**Records for the exercise**
(begin)

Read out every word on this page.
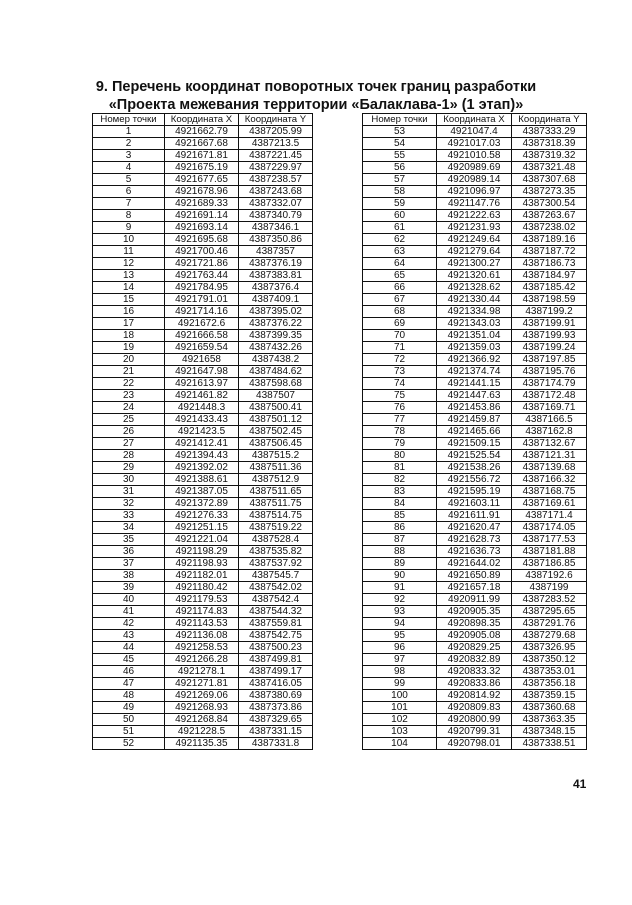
9. Перечень координат поворотных точек границ разработки
«Проекта межевания территории «Балаклава-1» (1 этап)»
Номер точки	Координата X	Координата Y
1	4921662.79	4387205.99
2	4921667.68	4387213.5
3	4921671.81	4387221.45
4	4921675.19	4387229.97
5	4921677.65	4387238.57
6	4921678.96	4387243.68
7	4921689.33	4387332.07
8	4921691.14	4387340.79
9	4921693.14	4387346.1
10	4921695.68	4387350.86
11	4921700.46	4387357
12	4921721.86	4387376.19
13	4921763.44	4387383.81
14	4921784.95	4387376.4
15	4921791.01	4387409.1
16	4921714.16	4387395.02
17	4921672.6	4387376.22
18	4921666.58	4387399.35
19	4921659.54	4387432.26
20	4921658	4387438.2
21	4921647.98	4387484.62
22	4921613.97	4387598.68
23	4921461.82	4387507
24	4921448.3	4387500.41
25	4921433.43	4387501.12
26	4921423.5	4387502.45
27	4921412.41	4387506.45
28	4921394.43	4387515.2
29	4921392.02	4387511.36
30	4921388.61	4387512.9
31	4921387.05	4387511.65
32	4921372.89	4387511.75
33	4921276.33	4387514.75
34	4921251.15	4387519.22
35	4921221.04	4387528.4
36	4921198.29	4387535.82
37	4921198.93	4387537.92
38	4921182.01	4387545.7
39	4921180.42	4387542.02
40	4921179.53	4387542.4
41	4921174.83	4387544.32
42	4921143.53	4387559.81
43	4921136.08	4387542.75
44	4921258.53	4387500.23
45	4921266.28	4387499.81
46	4921278.1	4387499.17
47	4921271.81	4387416.05
48	4921269.06	4387380.69
49	4921268.93	4387373.86
50	4921268.84	4387329.65
51	4921228.5	4387331.15
52	4921135.35	4387331.8
Номер точки	Координата X	Координата Y
53	4921047.4	4387333.29
54	4921017.03	4387318.39
55	4921010.58	4387319.32
56	4920989.69	4387321.48
57	4920989.14	4387307.68
58	4921096.97	4387273.35
59	4921147.76	4387300.54
60	4921222.63	4387263.67
61	4921231.93	4387238.02
62	4921249.64	4387189.16
63	4921279.64	4387187.72
64	4921300.27	4387186.73
65	4921320.61	4387184.97
66	4921328.62	4387185.42
67	4921330.44	4387198.59
68	4921334.98	4387199.2
69	4921343.03	4387199.91
70	4921351.04	4387199.93
71	4921359.03	4387199.24
72	4921366.92	4387197.85
73	4921374.74	4387195.76
74	4921441.15	4387174.79
75	4921447.63	4387172.48
76	4921453.86	4387169.71
77	4921459.87	4387166.5
78	4921465.66	4387162.8
79	4921509.15	4387132.67
80	4921525.54	4387121.31
81	4921538.26	4387139.68
82	4921556.72	4387166.32
83	4921595.19	4387168.75
84	4921603.11	4387169.61
85	4921611.91	4387171.4
86	4921620.47	4387174.05
87	4921628.73	4387177.53
88	4921636.73	4387181.88
89	4921644.02	4387186.85
90	4921650.89	4387192.6
91	4921657.18	4387199
92	4920911.99	4387283.52
93	4920905.35	4387295.65
94	4920898.35	4387291.76
95	4920905.08	4387279.68
96	4920829.25	4387326.95
97	4920832.89	4387350.12
98	4920833.32	4387353.01
99	4920833.86	4387356.18
100	4920814.92	4387359.15
101	4920809.83	4387360.68
102	4920800.99	4387363.35
103	4920799.31	4387348.15
104	4920798.01	4387338.51
41
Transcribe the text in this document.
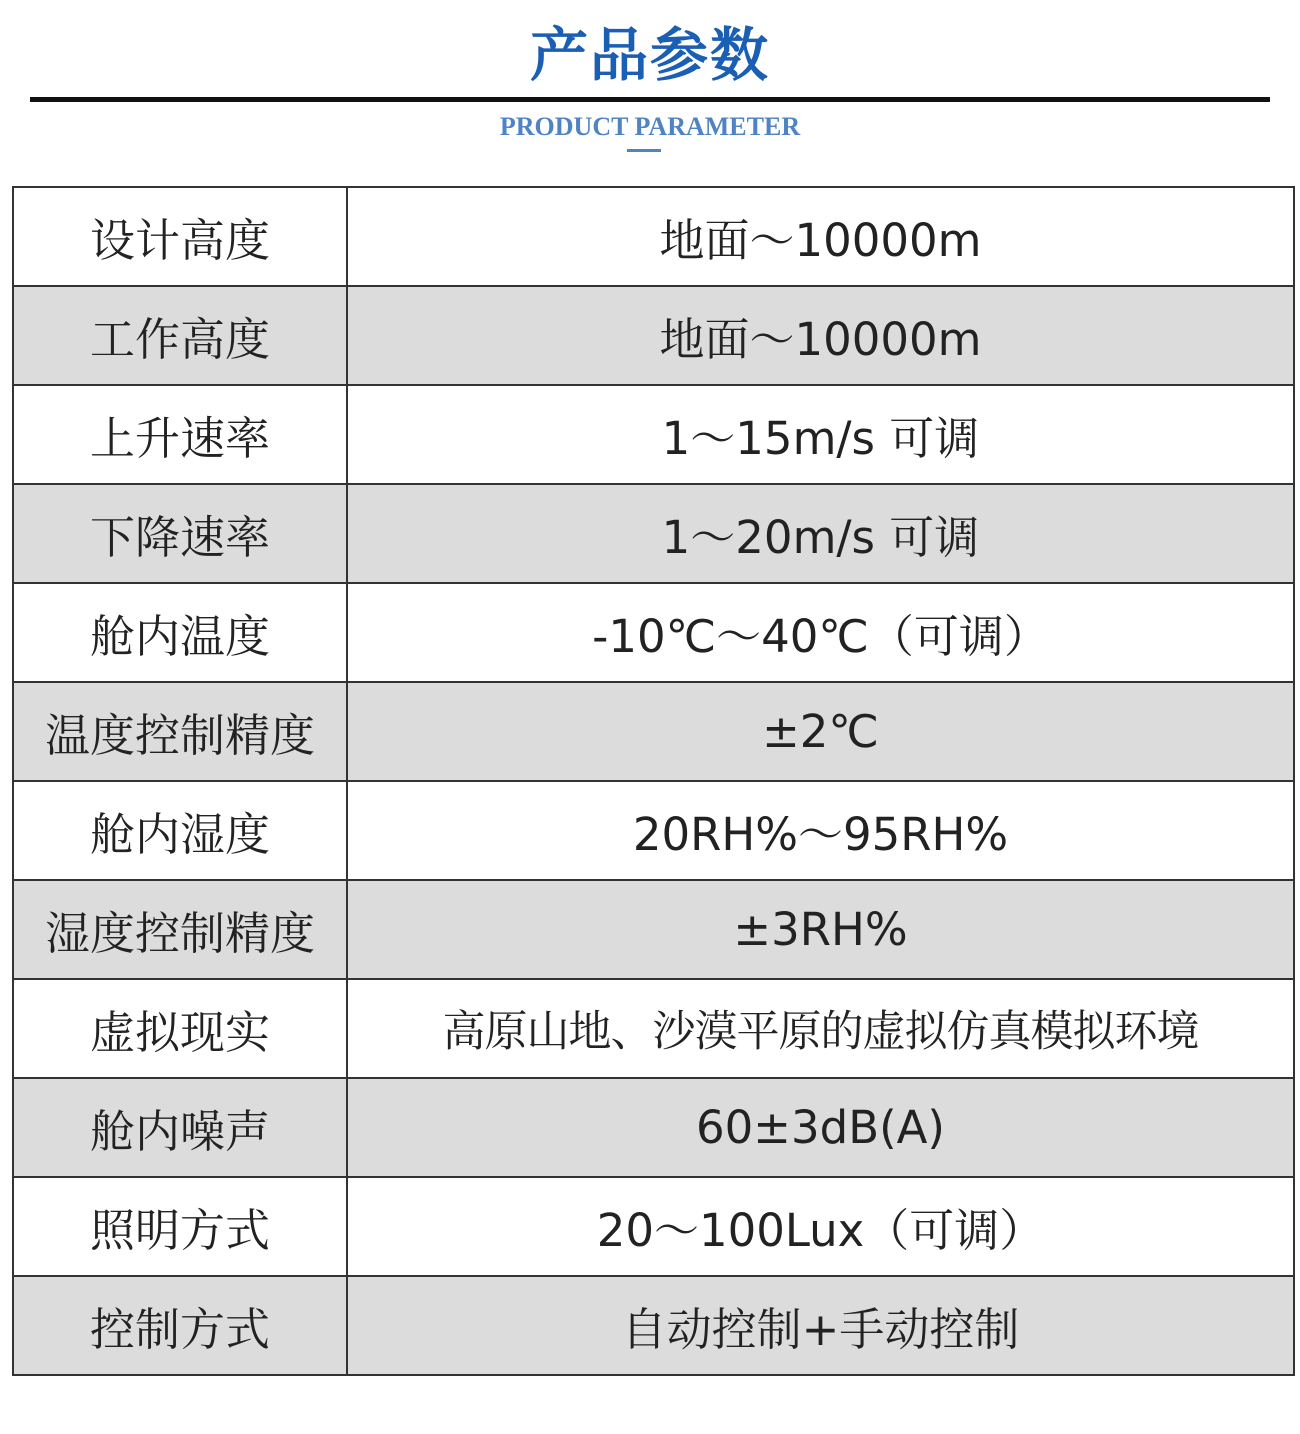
产品参数
PRODUCT PARAMETER
设计高度	地面～10000m
工作高度	地面～10000m
上升速率	1～15m/s 可调
下降速率	1～20m/s 可调
舱内温度	-10℃～40℃（可调）
温度控制精度	±2℃
舱内湿度	20RH%～95RH%
湿度控制精度	±3RH%
虚拟现实	高原山地、沙漠平原的虚拟仿真模拟环境
舱内噪声	60±3dB(A)
照明方式	20～100Lux（可调）
控制方式	自动控制+手动控制
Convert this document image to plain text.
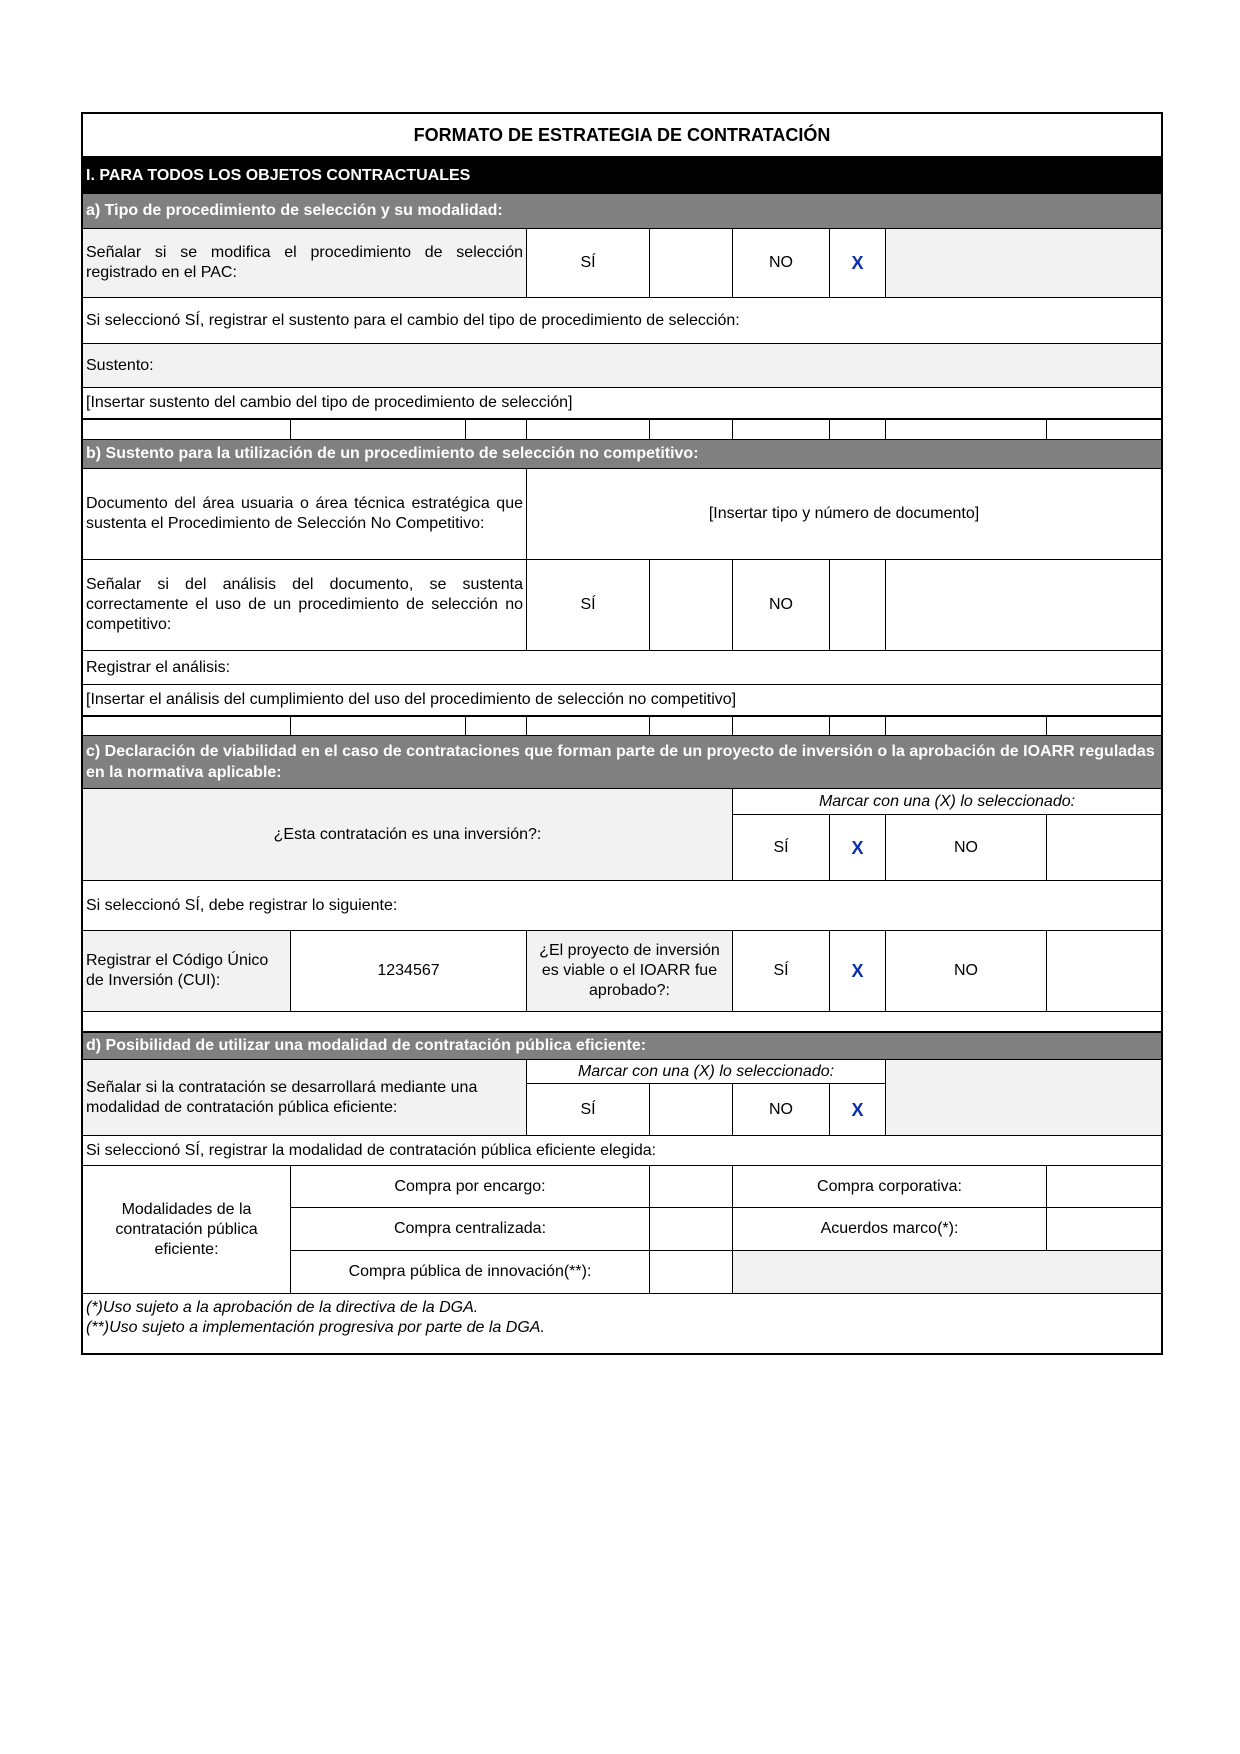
FORMATO DE ESTRATEGIA DE CONTRATACIÓN
I. PARA TODOS LOS OBJETOS CONTRACTUALES
a) Tipo de procedimiento de selección y su modalidad:
Señalar si se modifica el procedimiento de selección registrado en el PAC:
SÍ	NO	X
Si seleccionó SÍ, registrar el sustento para el cambio del tipo de procedimiento de selección:
Sustento:
[Insertar sustento del cambio del tipo de procedimiento de selección]
b) Sustento para la utilización de un procedimiento de selección no competitivo:
Documento del área usuaria o área técnica estratégica que sustenta el Procedimiento de Selección No Competitivo:
[Insertar tipo y número de documento]
Señalar si del análisis del documento, se sustenta correctamente el uso de un procedimiento de selección no competitivo:
SÍ	NO
Registrar el análisis:
[Insertar el análisis del cumplimiento del uso del procedimiento de selección no competitivo]
c) Declaración de viabilidad en el caso de contrataciones que forman parte de un proyecto de inversión o la aprobación de IOARR reguladas en la normativa aplicable:
¿Esta contratación es una inversión?:
Marcar con una (X) lo seleccionado:
SÍ	X	NO
Si seleccionó SÍ, debe registrar lo siguiente:
Registrar el Código Único de Inversión (CUI):
1234567
¿El proyecto de inversión es viable o el IOARR fue aprobado?:
SÍ	X	NO
d) Posibilidad de utilizar una modalidad de contratación pública eficiente:
Señalar si la contratación se desarrollará mediante una modalidad de contratación pública eficiente:
Marcar con una (X) lo seleccionado:
SÍ	NO	X
Si seleccionó SÍ, registrar la modalidad de contratación pública eficiente elegida:
Modalidades de la contratación pública eficiente:
Compra por encargo:	Compra corporativa:
Compra centralizada:	Acuerdos marco(*):
Compra pública de innovación(**):
(*)Uso sujeto a la aprobación de la directiva de la DGA.
(**)Uso sujeto a implementación progresiva por parte de la DGA.
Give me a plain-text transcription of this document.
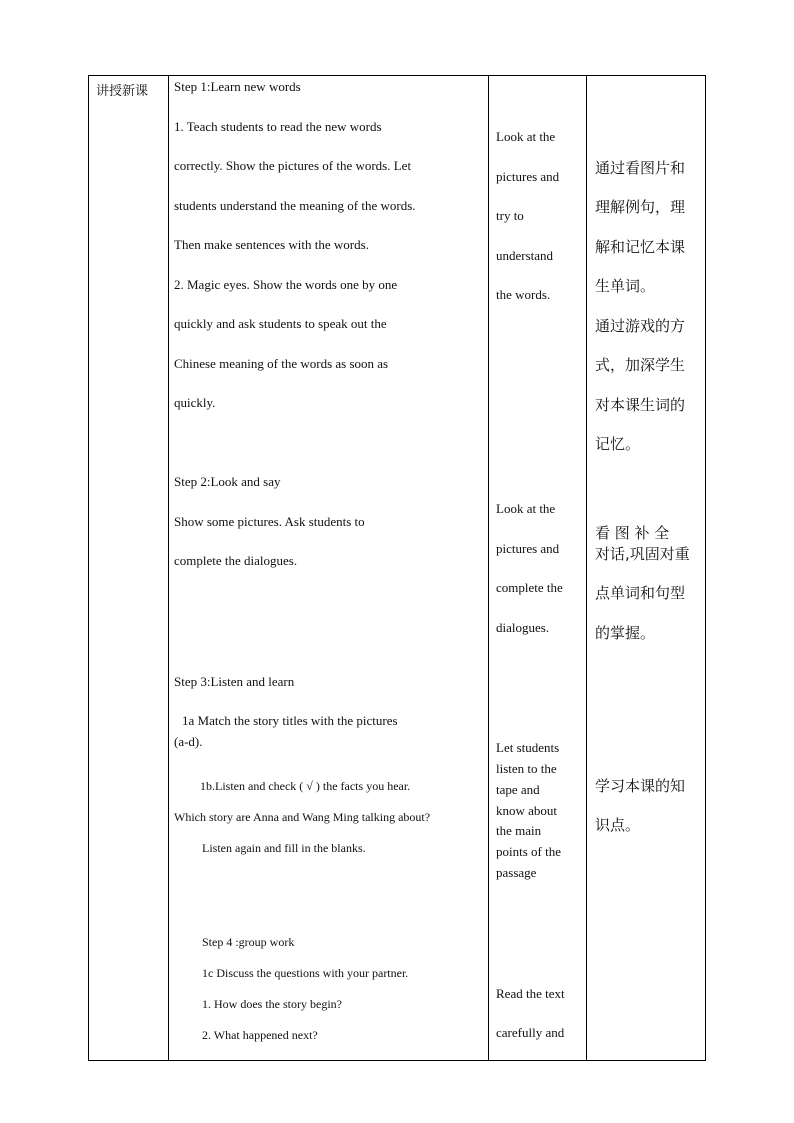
讲授新课 Step 1:Learn new words
1. Teach students to read the new words
correctly. Show the pictures of the words. Let
students understand the meaning of the words.
Then make sentences with the words.
2. Magic eyes. Show the words one by one
quickly and ask students to speak out the
Chinese meaning of the words as soon as
quickly.
Step 2:Look and say
Show some pictures. Ask students to
complete the dialogues.
Step 3:Listen and learn
1a Match the story titles with the pictures
(a-d).
1b.Listen and check ( √ ) the facts you hear.
Which story are Anna and Wang Ming talking about?
Listen again and fill in the blanks.
Step 4 :group work
1c Discuss the questions with your partner.
1. How does the story begin?
2. What happened next?
Look at the
pictures and
try to
understand
the words.
Look at the
pictures and
complete the
dialogues.
Let students
listen to the
tape and
know about
the main
points of the
passage
Read the text
carefully and
通过看图片和
理解例句，理
解和记忆本课
生单词。
通过游戏的方
式，加深学生
对本课生词的
记忆。
看 图 补 全
对话,巩固对重
点单词和句型
的掌握。
学习本课的知
识点。
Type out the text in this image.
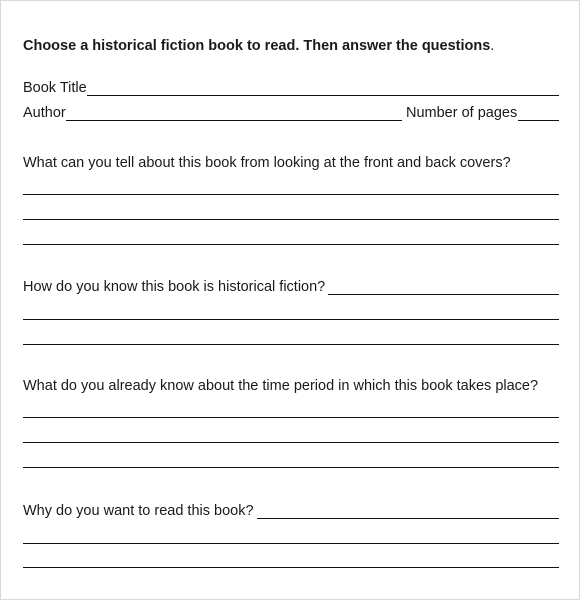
Choose a historical fiction book to read. Then answer the questions.
Book Title
Author	Number of pages
What can you tell about this book from looking at the front and back covers?
How do you know this book is historical fiction?
What do you already know about the time period in which this book takes place?
Why do you want to read this book?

(end)

**Challenge**
Copy out exactly the lines from the one with "Type out the text in this image." through the end of the listing, both ends included, omitting any picture.

**Task result**
Type out the text in this image.
Choose a historical fiction book to read. Then answer the questions.
Book Title
Author	Number of pages
What can you tell about this book from looking at the front and back covers?
How do you know this book is historical fiction?
What do you already know about the time period in which this book takes place?
Why do you want to read this book?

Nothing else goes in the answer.